- Brief
Quote every line below exactly as it reads.

- Record excerpts
--
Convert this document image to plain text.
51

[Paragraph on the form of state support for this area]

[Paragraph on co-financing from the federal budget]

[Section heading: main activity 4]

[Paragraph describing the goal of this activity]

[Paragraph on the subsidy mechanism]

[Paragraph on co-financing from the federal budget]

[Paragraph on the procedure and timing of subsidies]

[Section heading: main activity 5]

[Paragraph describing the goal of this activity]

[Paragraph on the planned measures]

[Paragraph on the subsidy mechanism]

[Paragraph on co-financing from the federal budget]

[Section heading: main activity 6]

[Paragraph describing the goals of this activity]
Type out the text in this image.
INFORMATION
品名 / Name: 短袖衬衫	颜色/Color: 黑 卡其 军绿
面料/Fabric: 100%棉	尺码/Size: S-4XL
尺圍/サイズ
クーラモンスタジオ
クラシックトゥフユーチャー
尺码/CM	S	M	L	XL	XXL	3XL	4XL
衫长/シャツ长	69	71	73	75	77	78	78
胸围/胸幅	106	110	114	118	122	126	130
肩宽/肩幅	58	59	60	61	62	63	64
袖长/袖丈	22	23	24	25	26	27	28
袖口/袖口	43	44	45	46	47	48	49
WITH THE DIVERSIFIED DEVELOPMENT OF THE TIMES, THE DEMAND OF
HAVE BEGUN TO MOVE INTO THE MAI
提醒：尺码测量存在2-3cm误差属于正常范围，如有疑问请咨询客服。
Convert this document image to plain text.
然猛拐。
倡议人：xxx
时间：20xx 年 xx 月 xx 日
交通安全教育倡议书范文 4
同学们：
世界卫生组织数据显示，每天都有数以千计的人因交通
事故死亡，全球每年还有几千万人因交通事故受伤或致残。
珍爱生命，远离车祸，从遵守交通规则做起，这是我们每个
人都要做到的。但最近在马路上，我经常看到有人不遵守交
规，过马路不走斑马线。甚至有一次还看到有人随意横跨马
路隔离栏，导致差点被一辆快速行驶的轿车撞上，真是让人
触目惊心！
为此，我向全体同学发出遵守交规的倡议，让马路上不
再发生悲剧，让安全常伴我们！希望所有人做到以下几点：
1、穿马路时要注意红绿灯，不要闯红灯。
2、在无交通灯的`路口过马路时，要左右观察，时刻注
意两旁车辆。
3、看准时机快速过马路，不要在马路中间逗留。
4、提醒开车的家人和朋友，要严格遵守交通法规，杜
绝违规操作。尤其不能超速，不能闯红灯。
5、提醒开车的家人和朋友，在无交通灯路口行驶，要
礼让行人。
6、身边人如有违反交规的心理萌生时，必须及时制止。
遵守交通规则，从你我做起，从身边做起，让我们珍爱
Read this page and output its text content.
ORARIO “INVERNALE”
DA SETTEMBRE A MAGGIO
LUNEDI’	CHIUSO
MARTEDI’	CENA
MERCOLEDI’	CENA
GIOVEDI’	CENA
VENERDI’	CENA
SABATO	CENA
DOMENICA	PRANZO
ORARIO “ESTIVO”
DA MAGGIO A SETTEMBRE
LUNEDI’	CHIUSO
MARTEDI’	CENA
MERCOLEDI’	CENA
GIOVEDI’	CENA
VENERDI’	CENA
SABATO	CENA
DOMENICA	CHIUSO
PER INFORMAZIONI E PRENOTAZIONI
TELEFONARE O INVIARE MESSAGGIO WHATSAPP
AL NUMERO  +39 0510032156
--
- Task answer
Convert this document image to plain text.
51

[Paragraph on the form of state support for this area]

[Paragraph on co-financing from the federal budget]

[Section heading: main activity 4]

[Paragraph describing the goal of this activity]

[Paragraph on the subsidy mechanism]

[Paragraph on co-financing from the federal budget]

[Paragraph on the procedure and timing of subsidies]

[Section heading: main activity 5]

[Paragraph describing the goal of this activity]

[Paragraph on the planned measures]

[Paragraph on the subsidy mechanism]

[Paragraph on co-financing from the federal budget]

[Section heading: main activity 6]

[Paragraph describing the goals of this activity]
Type out the text in this image.
INFORMATION
品名 / Name: 短袖衬衫	颜色/Color: 黑 卡其 军绿
面料/Fabric: 100%棉	尺码/Size: S-4XL
尺圍/サイズ
クーラモンスタジオ
クラシックトゥフユーチャー
尺码/CM	S	M	L	XL	XXL	3XL	4XL
衫长/シャツ长	69	71	73	75	77	78	78
胸围/胸幅	106	110	114	118	122	126	130
肩宽/肩幅	58	59	60	61	62	63	64
袖长/袖丈	22	23	24	25	26	27	28
袖口/袖口	43	44	45	46	47	48	49
WITH THE DIVERSIFIED DEVELOPMENT OF THE TIMES, THE DEMAND OF
HAVE BEGUN TO MOVE INTO THE MAI
提醒：尺码测量存在2-3cm误差属于正常范围，如有疑问请咨询客服。
Convert this document image to plain text.
然猛拐。
倡议人：xxx
时间：20xx 年 xx 月 xx 日
交通安全教育倡议书范文 4
同学们：
世界卫生组织数据显示，每天都有数以千计的人因交通
事故死亡，全球每年还有几千万人因交通事故受伤或致残。
珍爱生命，远离车祸，从遵守交通规则做起，这是我们每个
人都要做到的。但最近在马路上，我经常看到有人不遵守交
规，过马路不走斑马线。甚至有一次还看到有人随意横跨马
路隔离栏，导致差点被一辆快速行驶的轿车撞上，真是让人
触目惊心！
为此，我向全体同学发出遵守交规的倡议，让马路上不
再发生悲剧，让安全常伴我们！希望所有人做到以下几点：
1、穿马路时要注意红绿灯，不要闯红灯。
2、在无交通灯的`路口过马路时，要左右观察，时刻注
意两旁车辆。
3、看准时机快速过马路，不要在马路中间逗留。
4、提醒开车的家人和朋友，要严格遵守交通法规，杜
绝违规操作。尤其不能超速，不能闯红灯。
5、提醒开车的家人和朋友，在无交通灯路口行驶，要
礼让行人。
6、身边人如有违反交规的心理萌生时，必须及时制止。
遵守交通规则，从你我做起，从身边做起，让我们珍爱
Read this page and output its text content.
ORARIO “INVERNALE”
DA SETTEMBRE A MAGGIO
LUNEDI’	CHIUSO
MARTEDI’	CENA
MERCOLEDI’	CENA
GIOVEDI’	CENA
VENERDI’	CENA
SABATO	CENA
DOMENICA	PRANZO
ORARIO “ESTIVO”
DA MAGGIO A SETTEMBRE
LUNEDI’	CHIUSO
MARTEDI’	CENA
MERCOLEDI’	CENA
GIOVEDI’	CENA
VENERDI’	CENA
SABATO	CENA
DOMENICA	CHIUSO
PER INFORMAZIONI E PRENOTAZIONI
TELEFONARE O INVIARE MESSAGGIO WHATSAPP
AL NUMERO  +39 0510032156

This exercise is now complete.